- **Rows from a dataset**
>>

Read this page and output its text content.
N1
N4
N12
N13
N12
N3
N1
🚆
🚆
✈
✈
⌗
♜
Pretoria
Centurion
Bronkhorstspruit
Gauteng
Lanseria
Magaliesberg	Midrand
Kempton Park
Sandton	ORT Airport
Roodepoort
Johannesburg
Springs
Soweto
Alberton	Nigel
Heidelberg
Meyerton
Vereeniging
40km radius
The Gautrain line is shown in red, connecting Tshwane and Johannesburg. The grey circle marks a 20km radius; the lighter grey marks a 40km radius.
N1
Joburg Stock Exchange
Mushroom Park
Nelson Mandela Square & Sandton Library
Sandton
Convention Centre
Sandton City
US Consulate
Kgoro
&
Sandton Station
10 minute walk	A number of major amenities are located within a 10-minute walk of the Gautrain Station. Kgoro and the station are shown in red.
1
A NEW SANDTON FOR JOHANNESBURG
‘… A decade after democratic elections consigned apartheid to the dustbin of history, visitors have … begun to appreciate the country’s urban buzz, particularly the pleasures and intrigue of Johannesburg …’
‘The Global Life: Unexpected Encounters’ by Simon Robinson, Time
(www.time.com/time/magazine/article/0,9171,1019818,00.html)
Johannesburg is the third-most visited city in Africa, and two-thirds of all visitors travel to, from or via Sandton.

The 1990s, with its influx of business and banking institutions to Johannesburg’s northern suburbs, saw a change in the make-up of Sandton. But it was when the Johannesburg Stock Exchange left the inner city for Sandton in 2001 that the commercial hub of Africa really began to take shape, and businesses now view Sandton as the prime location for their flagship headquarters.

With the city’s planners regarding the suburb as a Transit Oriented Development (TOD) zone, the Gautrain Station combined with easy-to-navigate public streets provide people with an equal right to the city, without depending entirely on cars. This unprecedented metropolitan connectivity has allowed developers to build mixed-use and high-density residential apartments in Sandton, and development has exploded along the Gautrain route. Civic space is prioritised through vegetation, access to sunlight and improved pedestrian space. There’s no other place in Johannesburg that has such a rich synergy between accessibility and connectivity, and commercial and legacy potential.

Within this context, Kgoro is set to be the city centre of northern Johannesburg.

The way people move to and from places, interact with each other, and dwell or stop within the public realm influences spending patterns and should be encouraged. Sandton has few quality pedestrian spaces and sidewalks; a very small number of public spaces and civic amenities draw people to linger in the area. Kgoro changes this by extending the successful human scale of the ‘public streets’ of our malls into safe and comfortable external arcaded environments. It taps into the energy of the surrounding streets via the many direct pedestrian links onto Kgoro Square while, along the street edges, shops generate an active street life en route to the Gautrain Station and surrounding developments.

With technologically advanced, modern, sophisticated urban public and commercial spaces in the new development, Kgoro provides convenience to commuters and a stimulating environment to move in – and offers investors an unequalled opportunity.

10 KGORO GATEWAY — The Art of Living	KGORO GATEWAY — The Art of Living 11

<<

- **SET TASK**
Print the records above in full, exactly.

- **TASK RESULT**
Read this page and output its text content.
N1
N4
N12
N13
N12
N3
N1
🚆
🚆
✈
✈
⌗
♜
Pretoria
Centurion
Bronkhorstspruit
Gauteng
Lanseria
Magaliesberg	Midrand
Kempton Park
Sandton	ORT Airport
Roodepoort
Johannesburg
Springs
Soweto
Alberton	Nigel
Heidelberg
Meyerton
Vereeniging
40km radius
The Gautrain line is shown in red, connecting Tshwane and Johannesburg. The grey circle marks a 20km radius; the lighter grey marks a 40km radius.
N1
Joburg Stock Exchange
Mushroom Park
Nelson Mandela Square & Sandton Library
Sandton
Convention Centre
Sandton City
US Consulate
Kgoro
&
Sandton Station
10 minute walk	A number of major amenities are located within a 10-minute walk of the Gautrain Station. Kgoro and the station are shown in red.
1
A NEW SANDTON FOR JOHANNESBURG
‘… A decade after democratic elections consigned apartheid to the dustbin of history, visitors have … begun to appreciate the country’s urban buzz, particularly the pleasures and intrigue of Johannesburg …’
‘The Global Life: Unexpected Encounters’ by Simon Robinson, Time
(www.time.com/time/magazine/article/0,9171,1019818,00.html)
Johannesburg is the third-most visited city in Africa, and two-thirds of all visitors travel to, from or via Sandton.

The 1990s, with its influx of business and banking institutions to Johannesburg’s northern suburbs, saw a change in the make-up of Sandton. But it was when the Johannesburg Stock Exchange left the inner city for Sandton in 2001 that the commercial hub of Africa really began to take shape, and businesses now view Sandton as the prime location for their flagship headquarters.

With the city’s planners regarding the suburb as a Transit Oriented Development (TOD) zone, the Gautrain Station combined with easy-to-navigate public streets provide people with an equal right to the city, without depending entirely on cars. This unprecedented metropolitan connectivity has allowed developers to build mixed-use and high-density residential apartments in Sandton, and development has exploded along the Gautrain route. Civic space is prioritised through vegetation, access to sunlight and improved pedestrian space. There’s no other place in Johannesburg that has such a rich synergy between accessibility and connectivity, and commercial and legacy potential.

Within this context, Kgoro is set to be the city centre of northern Johannesburg.

The way people move to and from places, interact with each other, and dwell or stop within the public realm influences spending patterns and should be encouraged. Sandton has few quality pedestrian spaces and sidewalks; a very small number of public spaces and civic amenities draw people to linger in the area. Kgoro changes this by extending the successful human scale of the ‘public streets’ of our malls into safe and comfortable external arcaded environments. It taps into the energy of the surrounding streets via the many direct pedestrian links onto Kgoro Square while, along the street edges, shops generate an active street life en route to the Gautrain Station and surrounding developments.

With technologically advanced, modern, sophisticated urban public and commercial spaces in the new development, Kgoro provides convenience to commuters and a stimulating environment to move in – and offers investors an unequalled opportunity.

10 KGORO GATEWAY — The Art of Living	KGORO GATEWAY — The Art of Living 11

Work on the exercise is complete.